INPUT DATA -
-- Begin --

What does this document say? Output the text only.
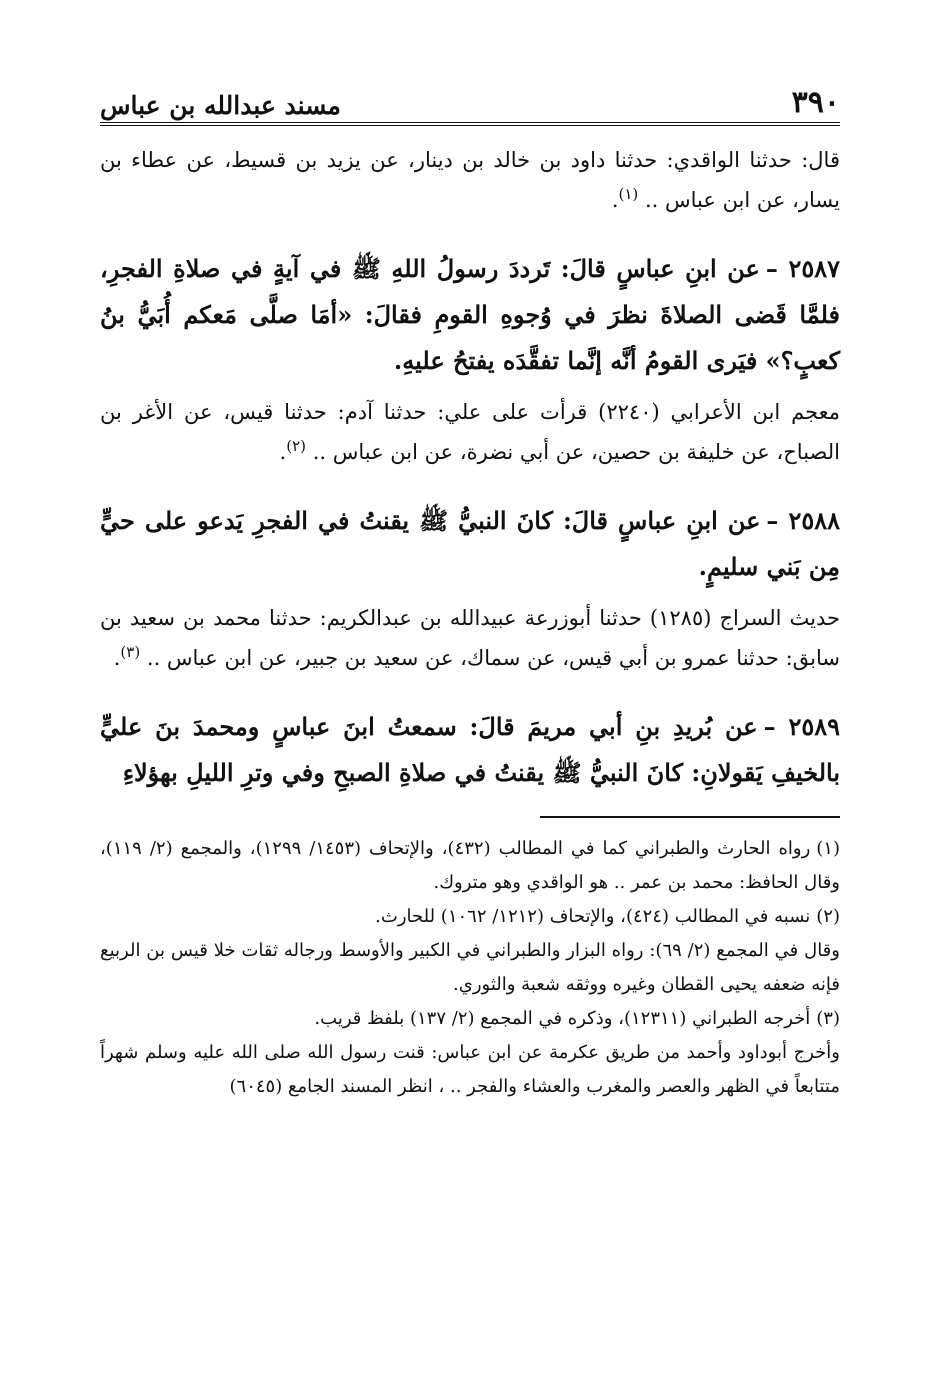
٣٩٠
مسند عبدالله بن عباس

قال: حدثنا الواقدي: حدثنا داود بن خالد بن دينار، عن يزيد بن قسيط، عن عطاء بن يسار، عن ابن عباس .. $^{(١)}$.

٢٥٨٧ –عن ابنِ عباسٍ قالَ: تَرددَ رسولُ اللهِ ﷺ في آيةٍ في صلاةِ الفجرِ، فلمَّا قَضى الصلاةَ نظرَ في وُجوهِ القومِ فقالَ: «أمَا صلَّى مَعكم أُبَيُّ بنُ كعبٍ؟» فيَرى القومُ أنَّه إنَّما تفقَّدَه يفتحُ عليهِ.

معجم ابن الأعرابي (٢٢٤٠) قرأت على علي: حدثنا آدم: حدثنا قيس، عن الأغر بن الصباح، عن خليفة بن حصين، عن أبي نضرة، عن ابن عباس .. $^{(٢)}$.

٢٥٨٨ –عن ابنِ عباسٍ قالَ: كانَ النبيُّ ﷺ يقنتُ في الفجرِ يَدعو على حيٍّ مِن بَني سليمٍ.

حديث السراج (١٢٨٥) حدثنا أبوزرعة عبيدالله بن عبدالكريم: حدثنا محمد بن سعيد بن سابق: حدثنا عمرو بن أبي قيس، عن سماك، عن سعيد بن جبير، عن ابن عباس .. $^{(٣)}$.

٢٥٨٩ –عن بُريدِ بنِ أبي مريمَ قالَ: سمعتُ ابنَ عباسٍ ومحمدَ بنَ عليٍّ بالخيفِ يَقولانِ: كانَ النبيُّ ﷺ يقنتُ في صلاةِ الصبحِ وفي وترِ الليلِ بهؤلاءِ

(١)رواه الحارث والطبراني كما في المطالب (٤٣٢)، والإتحاف (١٤٥٣/ ١٢٩٩)، والمجمع (٢/ ١١٩)، وقال الحافظ: محمد بن عمر .. هو الواقدي وهو متروك.

(٢)نسبه في المطالب (٤٢٤)، والإتحاف (١٢١٢/ ١٠٦٢) للحارث.

وقال في المجمع (٢/ ٦٩): رواه البزار والطبراني في الكبير والأوسط ورجاله ثقات خلا قيس بن الربيع فإنه ضعفه يحيى القطان وغيره ووثقه شعبة والثوري.

(٣)أخرجه الطبراني (١٢٣١١)، وذكره في المجمع (٢/ ١٣٧) بلفظ قريب.

وأخرج أبوداود وأحمد من طريق عكرمة عن ابن عباس: قنت رسول الله صلى الله عليه وسلم شهراً متتابعاً في الظهر والعصر والمغرب والعشاء والفجر .. ، انظر المسند الجامع (٦٠٤٥)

-- End --

REQUIRED WORK -
Pull out each line containing the word "يقنت" and copy it.

SOLUTION TO THIS TASK -
٢٥٨٨ –عن ابنِ عباسٍ قالَ: كانَ النبيُّ ﷺ يقنتُ في الفجرِ يَدعو على حيٍّ مِن بَني سليمٍ.
٢٥٨٩ –عن بُريدِ بنِ أبي مريمَ قالَ: سمعتُ ابنَ عباسٍ ومحمدَ بنَ عليٍّ بالخيفِ يَقولانِ: كانَ النبيُّ ﷺ يقنتُ في صلاةِ الصبحِ وفي وترِ الليلِ بهؤلاءِ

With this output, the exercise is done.